## begin Supplied information

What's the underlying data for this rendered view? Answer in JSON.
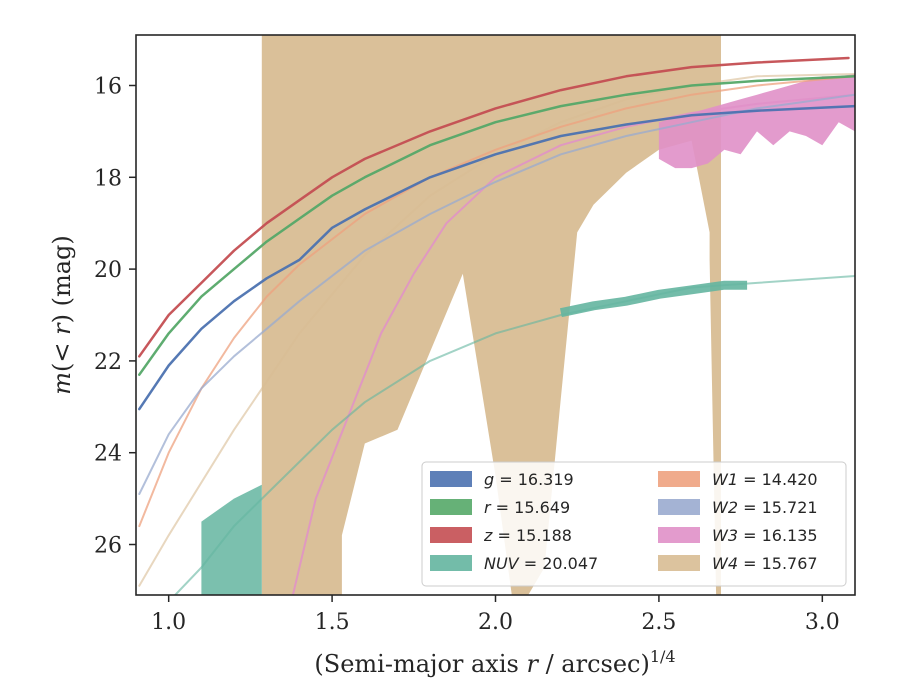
{
  "chart_data": {
    "type": "line",
    "xlabel_main": "(Semi-major axis ",
    "xlabel_var": "r",
    "xlabel_tail": " / arcsec)",
    "xlabel_sup": "1/4",
    "ylabel_main": "m",
    "ylabel_mid": "(< ",
    "ylabel_var": "r",
    "ylabel_tail": ") (mag)",
    "xlim": [
      0.9,
      3.1
    ],
    "ylim": [
      27.1,
      14.9
    ],
    "y_inverted": true,
    "xticks": [
      "1.0",
      "1.5",
      "2.0",
      "2.5",
      "3.0"
    ],
    "yticks": [
      "16",
      "18",
      "20",
      "22",
      "24",
      "26"
    ],
    "legend_position": "lower-right",
    "legend_entries": [
      {
        "band": "g",
        "value": "= 16.319",
        "color": "#4c72b0"
      },
      {
        "band": "r",
        "value": "= 15.649",
        "color": "#55a868"
      },
      {
        "band": "z",
        "value": "= 15.188",
        "color": "#c44e52"
      },
      {
        "band": "NUV",
        "value": "= 20.047",
        "color": "#64b5a0"
      },
      {
        "band": "W1",
        "value": "= 14.420",
        "color": "#eea27f"
      },
      {
        "band": "W2",
        "value": "= 15.721",
        "color": "#9aabcf"
      },
      {
        "band": "W3",
        "value": "= 16.135",
        "color": "#e090c8"
      },
      {
        "band": "W4",
        "value": "= 15.767",
        "color": "#d8bd94"
      }
    ],
    "series": [
      {
        "band": "W4",
        "color": "#d8bd94",
        "band_x": [
          1.285,
          1.285,
          1.53,
          1.53,
          1.6,
          1.7,
          1.8,
          1.9,
          2.0,
          2.05,
          2.1,
          2.15,
          2.2,
          2.25,
          2.3,
          2.4,
          2.5,
          2.6,
          2.655,
          2.655,
          2.675,
          2.675,
          2.69,
          2.69
        ],
        "band_upper": [
          14.9,
          14.9,
          14.9,
          14.9,
          14.9,
          14.9,
          14.9,
          14.9,
          14.9,
          14.9,
          14.9,
          14.9,
          14.9,
          14.9,
          14.9,
          14.9,
          14.9,
          14.9,
          14.9,
          14.9,
          14.9,
          14.9,
          14.9,
          14.9
        ],
        "band_lower": [
          27.1,
          27.1,
          27.1,
          25.8,
          23.8,
          23.5,
          21.8,
          20.1,
          24.5,
          27.1,
          27.1,
          26.5,
          22.8,
          19.2,
          18.6,
          17.9,
          17.4,
          17.2,
          19.2,
          19.8,
          27.1,
          27.1,
          27.1,
          27.1
        ],
        "line_x": [
          0.91,
          1.0,
          1.2,
          1.4,
          1.6,
          1.8,
          2.0,
          2.2,
          2.4,
          2.6,
          2.8,
          3.1
        ],
        "line_y": [
          26.9,
          25.8,
          23.5,
          21.4,
          19.7,
          18.4,
          17.5,
          16.8,
          16.3,
          16.0,
          15.8,
          15.75
        ]
      },
      {
        "band": "W3",
        "color": "#e090c8",
        "band_x": [
          2.5,
          2.55,
          2.6,
          2.65,
          2.7,
          2.75,
          2.8,
          2.85,
          2.9,
          2.95,
          3.0,
          3.05,
          3.1
        ],
        "band_upper": [
          16.8,
          16.7,
          16.6,
          16.5,
          16.4,
          16.3,
          16.2,
          16.1,
          16.0,
          15.9,
          15.8,
          15.8,
          15.75
        ],
        "band_lower": [
          17.6,
          17.8,
          17.8,
          17.7,
          17.4,
          17.5,
          17.0,
          17.3,
          17.0,
          17.1,
          17.3,
          16.8,
          17.0
        ],
        "line_x": [
          1.38,
          1.45,
          1.55,
          1.65,
          1.75,
          1.85,
          2.0,
          2.2,
          2.4,
          2.6,
          2.8,
          3.1
        ],
        "line_y": [
          27.1,
          25.0,
          23.2,
          21.4,
          20.1,
          19.0,
          18.0,
          17.3,
          16.9,
          16.6,
          16.4,
          16.2
        ]
      },
      {
        "band": "W1",
        "color": "#eea27f",
        "line_x": [
          0.91,
          1.0,
          1.1,
          1.2,
          1.3,
          1.4,
          1.6,
          1.8,
          2.0,
          2.2,
          2.4,
          2.6,
          2.8,
          3.1
        ],
        "line_y": [
          25.6,
          24.0,
          22.6,
          21.5,
          20.6,
          19.9,
          18.8,
          18.0,
          17.4,
          16.9,
          16.5,
          16.2,
          16.0,
          15.8
        ]
      },
      {
        "band": "W2",
        "color": "#9aabcf",
        "line_x": [
          0.91,
          1.0,
          1.1,
          1.2,
          1.3,
          1.4,
          1.6,
          1.8,
          2.0,
          2.2,
          2.4,
          2.6,
          2.8,
          3.1
        ],
        "line_y": [
          24.9,
          23.6,
          22.6,
          21.9,
          21.3,
          20.7,
          19.6,
          18.8,
          18.1,
          17.5,
          17.1,
          16.8,
          16.5,
          16.2
        ]
      },
      {
        "band": "NUV",
        "color": "#64b5a0",
        "band_x": [
          1.1,
          1.2,
          1.285,
          1.285,
          1.2,
          1.1
        ],
        "band_poly_y": [
          25.5,
          25.0,
          24.7,
          27.1,
          27.1,
          27.1
        ],
        "thick_x": [
          2.2,
          2.3,
          2.4,
          2.5,
          2.6,
          2.7,
          2.77
        ],
        "thick_y": [
          20.95,
          20.8,
          20.7,
          20.55,
          20.45,
          20.35,
          20.35
        ],
        "line_x": [
          1.02,
          1.1,
          1.2,
          1.3,
          1.4,
          1.5,
          1.6,
          1.8,
          2.0,
          2.2,
          2.4,
          2.6,
          2.8,
          3.1
        ],
        "line_y": [
          27.1,
          26.5,
          25.6,
          24.9,
          24.2,
          23.5,
          22.9,
          22.0,
          21.4,
          21.0,
          20.7,
          20.4,
          20.3,
          20.15
        ]
      },
      {
        "band": "g",
        "color": "#4c72b0",
        "line_x": [
          0.91,
          1.0,
          1.1,
          1.2,
          1.3,
          1.4,
          1.5,
          1.6,
          1.8,
          2.0,
          2.2,
          2.4,
          2.6,
          2.8,
          3.1
        ],
        "line_y": [
          23.05,
          22.1,
          21.3,
          20.7,
          20.2,
          19.8,
          19.1,
          18.7,
          18.0,
          17.5,
          17.1,
          16.85,
          16.65,
          16.55,
          16.45
        ]
      },
      {
        "band": "r",
        "color": "#55a868",
        "line_x": [
          0.91,
          1.0,
          1.1,
          1.2,
          1.3,
          1.4,
          1.5,
          1.6,
          1.8,
          2.0,
          2.2,
          2.4,
          2.6,
          2.8,
          3.1
        ],
        "line_y": [
          22.3,
          21.4,
          20.6,
          20.0,
          19.4,
          18.9,
          18.4,
          18.0,
          17.3,
          16.8,
          16.45,
          16.2,
          16.0,
          15.9,
          15.8
        ]
      },
      {
        "band": "z",
        "color": "#c44e52",
        "line_x": [
          0.91,
          1.0,
          1.1,
          1.2,
          1.3,
          1.4,
          1.5,
          1.6,
          1.8,
          2.0,
          2.2,
          2.4,
          2.6,
          2.8,
          3.08
        ],
        "line_y": [
          21.9,
          21.0,
          20.3,
          19.6,
          19.0,
          18.5,
          18.0,
          17.6,
          17.0,
          16.5,
          16.1,
          15.8,
          15.6,
          15.5,
          15.4
        ]
      }
    ]
  }
}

## end Supplied information

| Problem requirements |
Scan the material above for the string "value" and return the lines that hold it.

| Output below |
        "value": "= 16.319",
        "value": "= 15.649",
        "value": "= 15.188",
        "value": "= 20.047",
        "value": "= 14.420",
        "value": "= 15.721",
        "value": "= 16.135",
        "value": "= 15.767",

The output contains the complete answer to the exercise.